## RAW DATA
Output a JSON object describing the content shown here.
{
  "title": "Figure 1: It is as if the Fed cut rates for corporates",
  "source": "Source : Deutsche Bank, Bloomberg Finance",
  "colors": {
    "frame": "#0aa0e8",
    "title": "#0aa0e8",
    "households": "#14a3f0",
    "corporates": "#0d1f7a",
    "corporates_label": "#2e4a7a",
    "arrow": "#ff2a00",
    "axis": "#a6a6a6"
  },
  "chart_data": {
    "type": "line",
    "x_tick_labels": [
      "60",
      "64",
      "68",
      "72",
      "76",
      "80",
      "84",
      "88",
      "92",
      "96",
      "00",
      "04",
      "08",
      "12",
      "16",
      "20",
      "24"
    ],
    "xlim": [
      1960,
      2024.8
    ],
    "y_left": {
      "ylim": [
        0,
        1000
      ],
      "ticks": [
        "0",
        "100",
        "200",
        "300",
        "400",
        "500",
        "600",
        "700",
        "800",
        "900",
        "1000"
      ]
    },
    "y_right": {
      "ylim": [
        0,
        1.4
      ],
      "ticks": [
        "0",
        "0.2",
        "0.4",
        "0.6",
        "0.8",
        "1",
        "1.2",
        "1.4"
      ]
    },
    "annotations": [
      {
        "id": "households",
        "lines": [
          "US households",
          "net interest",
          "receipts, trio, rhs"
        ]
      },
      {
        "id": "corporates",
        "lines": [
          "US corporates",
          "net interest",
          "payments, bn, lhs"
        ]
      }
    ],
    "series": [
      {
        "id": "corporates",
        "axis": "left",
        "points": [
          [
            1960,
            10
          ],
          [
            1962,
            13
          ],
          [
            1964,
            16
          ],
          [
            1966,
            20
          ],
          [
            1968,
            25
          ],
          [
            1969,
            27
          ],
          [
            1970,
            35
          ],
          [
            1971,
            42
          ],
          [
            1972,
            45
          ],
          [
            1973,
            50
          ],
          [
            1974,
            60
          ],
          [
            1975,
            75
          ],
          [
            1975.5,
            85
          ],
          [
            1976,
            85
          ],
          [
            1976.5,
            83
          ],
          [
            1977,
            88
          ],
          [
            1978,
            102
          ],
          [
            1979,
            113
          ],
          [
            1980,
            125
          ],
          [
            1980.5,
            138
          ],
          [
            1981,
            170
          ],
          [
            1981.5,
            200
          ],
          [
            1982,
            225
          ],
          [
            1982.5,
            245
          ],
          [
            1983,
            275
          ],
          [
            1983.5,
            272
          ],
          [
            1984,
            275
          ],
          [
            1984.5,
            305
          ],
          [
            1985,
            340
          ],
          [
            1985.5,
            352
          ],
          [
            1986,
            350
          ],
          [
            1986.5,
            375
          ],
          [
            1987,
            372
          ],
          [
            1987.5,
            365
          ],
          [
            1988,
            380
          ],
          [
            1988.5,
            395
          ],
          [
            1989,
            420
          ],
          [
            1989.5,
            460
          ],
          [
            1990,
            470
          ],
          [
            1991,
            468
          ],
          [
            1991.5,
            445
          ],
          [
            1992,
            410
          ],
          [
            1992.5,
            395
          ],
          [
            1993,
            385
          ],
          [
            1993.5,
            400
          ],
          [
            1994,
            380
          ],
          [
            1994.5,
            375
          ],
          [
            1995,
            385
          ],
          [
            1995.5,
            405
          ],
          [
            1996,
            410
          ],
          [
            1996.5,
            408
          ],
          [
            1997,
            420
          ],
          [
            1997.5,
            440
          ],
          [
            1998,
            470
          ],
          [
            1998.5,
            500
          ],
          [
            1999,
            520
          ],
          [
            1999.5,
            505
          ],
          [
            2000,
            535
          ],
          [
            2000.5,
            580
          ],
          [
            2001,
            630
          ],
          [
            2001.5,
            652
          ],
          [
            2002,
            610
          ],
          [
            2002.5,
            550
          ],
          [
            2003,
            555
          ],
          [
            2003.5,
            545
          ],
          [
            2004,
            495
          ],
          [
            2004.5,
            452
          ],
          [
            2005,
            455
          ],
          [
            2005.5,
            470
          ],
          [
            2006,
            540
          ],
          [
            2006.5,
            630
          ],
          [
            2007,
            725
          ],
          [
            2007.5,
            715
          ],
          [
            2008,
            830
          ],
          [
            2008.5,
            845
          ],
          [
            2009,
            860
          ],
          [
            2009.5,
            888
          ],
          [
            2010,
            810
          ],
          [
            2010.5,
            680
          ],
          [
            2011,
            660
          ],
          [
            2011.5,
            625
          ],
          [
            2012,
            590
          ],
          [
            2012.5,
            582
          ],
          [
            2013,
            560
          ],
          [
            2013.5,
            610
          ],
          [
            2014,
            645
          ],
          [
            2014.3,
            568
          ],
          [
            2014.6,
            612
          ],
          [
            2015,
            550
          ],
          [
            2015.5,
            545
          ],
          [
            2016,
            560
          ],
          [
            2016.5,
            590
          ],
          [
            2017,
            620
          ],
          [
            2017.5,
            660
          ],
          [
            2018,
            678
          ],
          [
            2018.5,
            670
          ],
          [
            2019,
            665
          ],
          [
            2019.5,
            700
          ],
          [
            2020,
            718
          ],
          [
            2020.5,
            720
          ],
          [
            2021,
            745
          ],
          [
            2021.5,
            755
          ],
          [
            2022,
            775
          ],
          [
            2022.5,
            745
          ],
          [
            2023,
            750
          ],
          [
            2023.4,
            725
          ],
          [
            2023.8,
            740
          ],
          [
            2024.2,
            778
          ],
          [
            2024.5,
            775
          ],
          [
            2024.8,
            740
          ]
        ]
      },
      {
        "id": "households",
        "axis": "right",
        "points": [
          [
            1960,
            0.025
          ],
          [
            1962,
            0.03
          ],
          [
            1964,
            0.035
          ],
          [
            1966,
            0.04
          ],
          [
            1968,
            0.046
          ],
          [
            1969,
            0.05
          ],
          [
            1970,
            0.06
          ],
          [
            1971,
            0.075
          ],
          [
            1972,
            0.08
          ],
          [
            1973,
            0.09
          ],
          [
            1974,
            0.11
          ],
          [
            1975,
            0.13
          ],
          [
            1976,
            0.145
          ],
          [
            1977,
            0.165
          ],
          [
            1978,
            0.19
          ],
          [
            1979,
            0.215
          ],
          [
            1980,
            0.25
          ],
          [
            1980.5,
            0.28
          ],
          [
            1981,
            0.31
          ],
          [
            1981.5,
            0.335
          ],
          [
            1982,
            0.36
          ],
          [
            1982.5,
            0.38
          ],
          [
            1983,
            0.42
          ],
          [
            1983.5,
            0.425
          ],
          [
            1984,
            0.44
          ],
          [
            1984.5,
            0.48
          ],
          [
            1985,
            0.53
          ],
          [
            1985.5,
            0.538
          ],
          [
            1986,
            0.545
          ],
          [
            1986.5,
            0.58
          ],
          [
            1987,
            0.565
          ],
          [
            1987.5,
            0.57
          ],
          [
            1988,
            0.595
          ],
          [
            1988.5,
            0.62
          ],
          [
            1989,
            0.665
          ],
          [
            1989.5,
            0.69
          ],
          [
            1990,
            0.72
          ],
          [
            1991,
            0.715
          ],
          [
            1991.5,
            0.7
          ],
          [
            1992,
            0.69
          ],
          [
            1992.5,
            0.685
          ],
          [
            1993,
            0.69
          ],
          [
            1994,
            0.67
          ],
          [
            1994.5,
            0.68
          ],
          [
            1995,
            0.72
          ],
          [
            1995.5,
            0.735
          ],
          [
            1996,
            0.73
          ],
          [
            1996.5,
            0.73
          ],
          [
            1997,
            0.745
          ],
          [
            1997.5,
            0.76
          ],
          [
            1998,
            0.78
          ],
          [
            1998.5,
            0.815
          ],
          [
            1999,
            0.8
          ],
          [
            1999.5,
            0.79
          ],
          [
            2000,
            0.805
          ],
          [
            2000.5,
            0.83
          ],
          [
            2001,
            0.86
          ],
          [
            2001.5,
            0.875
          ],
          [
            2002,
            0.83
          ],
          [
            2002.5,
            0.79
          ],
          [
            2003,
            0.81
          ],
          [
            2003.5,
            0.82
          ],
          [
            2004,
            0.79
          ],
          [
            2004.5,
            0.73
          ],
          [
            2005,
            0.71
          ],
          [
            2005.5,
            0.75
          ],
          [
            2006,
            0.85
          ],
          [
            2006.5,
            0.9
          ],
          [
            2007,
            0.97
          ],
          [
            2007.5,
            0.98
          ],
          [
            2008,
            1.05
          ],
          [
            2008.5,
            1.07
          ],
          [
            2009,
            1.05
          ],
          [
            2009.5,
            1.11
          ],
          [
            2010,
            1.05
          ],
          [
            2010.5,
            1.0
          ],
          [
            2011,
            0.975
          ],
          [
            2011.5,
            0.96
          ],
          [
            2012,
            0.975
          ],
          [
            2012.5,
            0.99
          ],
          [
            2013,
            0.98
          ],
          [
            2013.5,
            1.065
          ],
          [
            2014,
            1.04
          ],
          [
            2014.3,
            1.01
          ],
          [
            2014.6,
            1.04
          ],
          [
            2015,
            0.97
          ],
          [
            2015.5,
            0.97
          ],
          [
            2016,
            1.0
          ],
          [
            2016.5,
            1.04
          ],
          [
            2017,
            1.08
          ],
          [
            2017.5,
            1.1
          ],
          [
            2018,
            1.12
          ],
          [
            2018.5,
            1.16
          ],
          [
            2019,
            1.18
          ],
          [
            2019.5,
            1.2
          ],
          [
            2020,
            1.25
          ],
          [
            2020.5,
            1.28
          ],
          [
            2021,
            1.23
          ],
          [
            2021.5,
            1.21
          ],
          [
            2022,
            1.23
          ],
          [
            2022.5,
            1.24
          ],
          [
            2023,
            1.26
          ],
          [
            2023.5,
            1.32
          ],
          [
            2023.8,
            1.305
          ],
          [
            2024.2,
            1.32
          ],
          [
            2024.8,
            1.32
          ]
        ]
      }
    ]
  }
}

## TASK STATEMENT
Wherever the string "title" appears in the entries above, list that line.

## CORRECT OUTPUT
  "title": "Figure 1: It is as if the Fed cut rates for corporates",
    "title": "#0aa0e8",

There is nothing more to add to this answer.